Begin Data for processing

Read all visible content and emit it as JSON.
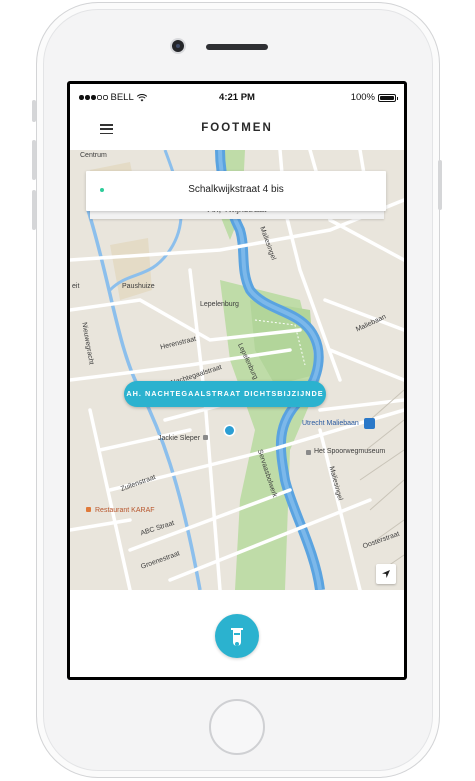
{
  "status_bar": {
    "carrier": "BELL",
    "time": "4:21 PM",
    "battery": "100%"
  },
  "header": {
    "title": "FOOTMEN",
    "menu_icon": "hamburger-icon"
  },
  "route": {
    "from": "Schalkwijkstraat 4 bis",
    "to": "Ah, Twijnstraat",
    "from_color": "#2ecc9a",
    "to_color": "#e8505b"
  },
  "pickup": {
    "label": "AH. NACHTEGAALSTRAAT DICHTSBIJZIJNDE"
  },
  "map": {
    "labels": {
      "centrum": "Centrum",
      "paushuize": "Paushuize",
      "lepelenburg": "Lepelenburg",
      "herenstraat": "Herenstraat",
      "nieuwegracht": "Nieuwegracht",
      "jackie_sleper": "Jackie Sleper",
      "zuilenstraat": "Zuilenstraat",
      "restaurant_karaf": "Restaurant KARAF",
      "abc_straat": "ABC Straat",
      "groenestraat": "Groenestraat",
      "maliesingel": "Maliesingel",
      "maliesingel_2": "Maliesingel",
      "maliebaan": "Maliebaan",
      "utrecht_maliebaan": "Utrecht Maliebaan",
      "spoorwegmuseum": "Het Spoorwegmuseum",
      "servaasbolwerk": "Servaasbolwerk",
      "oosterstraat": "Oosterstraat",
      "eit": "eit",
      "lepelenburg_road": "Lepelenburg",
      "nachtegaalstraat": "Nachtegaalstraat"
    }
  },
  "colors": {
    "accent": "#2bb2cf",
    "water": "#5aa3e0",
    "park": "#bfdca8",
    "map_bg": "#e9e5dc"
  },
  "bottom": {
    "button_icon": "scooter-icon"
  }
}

End Data for processing
Begin Data for processing

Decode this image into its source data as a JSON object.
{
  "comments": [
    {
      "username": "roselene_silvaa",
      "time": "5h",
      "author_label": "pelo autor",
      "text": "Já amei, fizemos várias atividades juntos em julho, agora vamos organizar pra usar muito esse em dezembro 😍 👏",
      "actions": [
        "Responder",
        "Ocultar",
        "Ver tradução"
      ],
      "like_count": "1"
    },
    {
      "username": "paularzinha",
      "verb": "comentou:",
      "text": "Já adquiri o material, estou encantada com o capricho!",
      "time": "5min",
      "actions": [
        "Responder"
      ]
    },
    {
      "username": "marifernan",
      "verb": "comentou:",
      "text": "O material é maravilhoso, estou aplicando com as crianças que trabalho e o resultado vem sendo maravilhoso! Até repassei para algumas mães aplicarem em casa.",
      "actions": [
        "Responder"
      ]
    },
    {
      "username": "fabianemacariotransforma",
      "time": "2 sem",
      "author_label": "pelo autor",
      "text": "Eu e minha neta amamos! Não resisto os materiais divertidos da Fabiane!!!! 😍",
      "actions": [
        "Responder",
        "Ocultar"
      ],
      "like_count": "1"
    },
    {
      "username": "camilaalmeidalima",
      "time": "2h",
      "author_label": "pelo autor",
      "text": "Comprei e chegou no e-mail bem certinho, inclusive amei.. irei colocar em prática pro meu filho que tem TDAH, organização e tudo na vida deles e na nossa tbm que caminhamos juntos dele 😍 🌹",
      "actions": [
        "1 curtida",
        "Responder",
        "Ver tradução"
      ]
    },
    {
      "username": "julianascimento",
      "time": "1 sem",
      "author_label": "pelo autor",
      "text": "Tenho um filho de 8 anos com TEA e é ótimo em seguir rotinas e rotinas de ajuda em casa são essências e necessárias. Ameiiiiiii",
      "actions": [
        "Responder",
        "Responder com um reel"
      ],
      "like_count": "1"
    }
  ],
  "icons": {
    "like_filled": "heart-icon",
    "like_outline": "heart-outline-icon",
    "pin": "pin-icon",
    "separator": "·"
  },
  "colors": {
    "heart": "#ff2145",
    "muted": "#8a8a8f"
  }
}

End Data for processing
Begin Data for processing

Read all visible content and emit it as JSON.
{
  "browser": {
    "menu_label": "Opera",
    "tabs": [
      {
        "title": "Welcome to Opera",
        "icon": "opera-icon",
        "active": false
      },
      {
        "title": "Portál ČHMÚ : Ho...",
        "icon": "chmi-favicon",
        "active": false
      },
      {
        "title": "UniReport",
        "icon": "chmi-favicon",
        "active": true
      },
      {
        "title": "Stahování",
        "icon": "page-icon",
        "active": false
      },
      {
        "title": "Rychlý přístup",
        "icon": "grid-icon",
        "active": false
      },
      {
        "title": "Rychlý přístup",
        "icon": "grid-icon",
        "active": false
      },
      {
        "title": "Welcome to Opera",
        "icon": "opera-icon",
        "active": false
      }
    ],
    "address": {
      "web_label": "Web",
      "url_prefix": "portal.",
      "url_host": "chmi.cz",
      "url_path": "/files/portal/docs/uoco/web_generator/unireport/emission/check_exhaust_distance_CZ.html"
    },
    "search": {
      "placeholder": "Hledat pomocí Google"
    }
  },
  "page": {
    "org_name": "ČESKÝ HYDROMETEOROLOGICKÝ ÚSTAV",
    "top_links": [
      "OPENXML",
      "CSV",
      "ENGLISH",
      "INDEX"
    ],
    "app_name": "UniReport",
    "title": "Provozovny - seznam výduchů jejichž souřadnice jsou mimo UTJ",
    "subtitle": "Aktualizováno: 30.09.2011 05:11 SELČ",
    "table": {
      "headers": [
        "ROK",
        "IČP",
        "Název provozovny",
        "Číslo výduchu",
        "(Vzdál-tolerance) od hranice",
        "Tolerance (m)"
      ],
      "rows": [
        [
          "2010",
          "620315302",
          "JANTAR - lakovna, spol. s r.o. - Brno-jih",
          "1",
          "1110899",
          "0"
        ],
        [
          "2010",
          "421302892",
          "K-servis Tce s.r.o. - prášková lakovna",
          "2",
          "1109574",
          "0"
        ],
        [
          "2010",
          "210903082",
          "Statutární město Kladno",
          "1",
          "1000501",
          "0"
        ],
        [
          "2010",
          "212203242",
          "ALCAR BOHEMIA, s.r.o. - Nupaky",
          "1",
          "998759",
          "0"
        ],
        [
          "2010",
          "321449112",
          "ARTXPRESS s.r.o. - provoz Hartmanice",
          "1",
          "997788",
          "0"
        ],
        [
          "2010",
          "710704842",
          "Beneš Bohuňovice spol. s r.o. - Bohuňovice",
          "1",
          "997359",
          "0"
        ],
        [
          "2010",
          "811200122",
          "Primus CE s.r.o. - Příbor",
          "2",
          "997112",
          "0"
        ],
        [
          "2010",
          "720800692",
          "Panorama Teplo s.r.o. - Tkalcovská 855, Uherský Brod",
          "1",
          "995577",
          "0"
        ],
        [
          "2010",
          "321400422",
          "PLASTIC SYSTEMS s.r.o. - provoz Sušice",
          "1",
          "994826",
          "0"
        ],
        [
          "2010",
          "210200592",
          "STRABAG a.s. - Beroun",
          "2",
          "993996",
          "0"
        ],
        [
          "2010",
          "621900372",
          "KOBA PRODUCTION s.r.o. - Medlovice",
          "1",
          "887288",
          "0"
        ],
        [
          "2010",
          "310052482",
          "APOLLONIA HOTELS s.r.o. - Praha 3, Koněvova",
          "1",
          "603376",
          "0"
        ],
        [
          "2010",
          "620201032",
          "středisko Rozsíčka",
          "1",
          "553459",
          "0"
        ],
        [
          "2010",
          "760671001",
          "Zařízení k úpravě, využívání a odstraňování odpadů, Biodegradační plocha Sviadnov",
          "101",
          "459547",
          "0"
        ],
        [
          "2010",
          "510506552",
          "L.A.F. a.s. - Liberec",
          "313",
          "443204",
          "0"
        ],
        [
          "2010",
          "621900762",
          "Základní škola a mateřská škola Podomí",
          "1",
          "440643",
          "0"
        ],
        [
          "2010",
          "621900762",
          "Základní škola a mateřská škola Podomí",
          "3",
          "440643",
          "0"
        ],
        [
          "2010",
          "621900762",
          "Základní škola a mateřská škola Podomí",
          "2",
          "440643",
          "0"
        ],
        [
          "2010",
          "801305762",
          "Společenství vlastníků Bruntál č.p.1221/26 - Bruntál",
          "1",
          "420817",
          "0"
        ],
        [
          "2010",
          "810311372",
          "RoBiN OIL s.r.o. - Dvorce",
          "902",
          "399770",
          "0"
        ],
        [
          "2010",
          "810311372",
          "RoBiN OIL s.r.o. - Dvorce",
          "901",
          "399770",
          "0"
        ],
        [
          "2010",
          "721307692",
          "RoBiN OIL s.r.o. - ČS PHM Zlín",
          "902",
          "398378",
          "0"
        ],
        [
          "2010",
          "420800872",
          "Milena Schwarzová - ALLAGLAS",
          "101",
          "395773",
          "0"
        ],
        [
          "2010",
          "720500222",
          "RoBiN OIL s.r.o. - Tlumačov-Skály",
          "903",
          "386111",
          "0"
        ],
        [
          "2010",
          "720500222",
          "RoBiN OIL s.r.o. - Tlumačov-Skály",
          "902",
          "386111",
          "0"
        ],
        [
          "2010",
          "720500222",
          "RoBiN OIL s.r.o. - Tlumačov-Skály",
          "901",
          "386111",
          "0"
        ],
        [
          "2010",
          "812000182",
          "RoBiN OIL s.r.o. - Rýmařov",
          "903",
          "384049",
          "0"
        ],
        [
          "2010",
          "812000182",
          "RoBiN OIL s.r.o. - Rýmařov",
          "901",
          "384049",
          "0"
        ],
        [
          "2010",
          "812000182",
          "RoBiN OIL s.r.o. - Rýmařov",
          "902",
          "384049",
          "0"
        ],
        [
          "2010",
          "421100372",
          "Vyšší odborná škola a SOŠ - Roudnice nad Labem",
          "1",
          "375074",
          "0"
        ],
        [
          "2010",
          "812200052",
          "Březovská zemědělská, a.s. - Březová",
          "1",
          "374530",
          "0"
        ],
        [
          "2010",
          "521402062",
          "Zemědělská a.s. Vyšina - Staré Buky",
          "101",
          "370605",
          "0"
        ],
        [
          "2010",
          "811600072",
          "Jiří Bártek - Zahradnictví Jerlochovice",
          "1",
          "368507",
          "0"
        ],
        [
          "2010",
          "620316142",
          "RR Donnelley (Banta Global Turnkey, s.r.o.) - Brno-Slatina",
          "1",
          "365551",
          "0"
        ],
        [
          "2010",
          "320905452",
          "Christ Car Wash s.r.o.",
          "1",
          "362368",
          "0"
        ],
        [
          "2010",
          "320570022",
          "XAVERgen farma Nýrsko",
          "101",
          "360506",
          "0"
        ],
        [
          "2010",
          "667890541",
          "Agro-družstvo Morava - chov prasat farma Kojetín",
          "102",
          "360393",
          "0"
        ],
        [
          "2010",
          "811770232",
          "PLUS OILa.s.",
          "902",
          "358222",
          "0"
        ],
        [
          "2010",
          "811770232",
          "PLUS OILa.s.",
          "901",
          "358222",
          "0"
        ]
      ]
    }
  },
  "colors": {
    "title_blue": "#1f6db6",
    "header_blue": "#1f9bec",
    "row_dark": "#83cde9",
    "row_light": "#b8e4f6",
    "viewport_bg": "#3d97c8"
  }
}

End Data for processing

The exercise: Select all lines in the listing that include the word "lakovna".

Final result:
          "JANTAR - lakovna, spol. s r.o. - Brno-jih",
          "K-servis Tce s.r.o. - prášková lakovna",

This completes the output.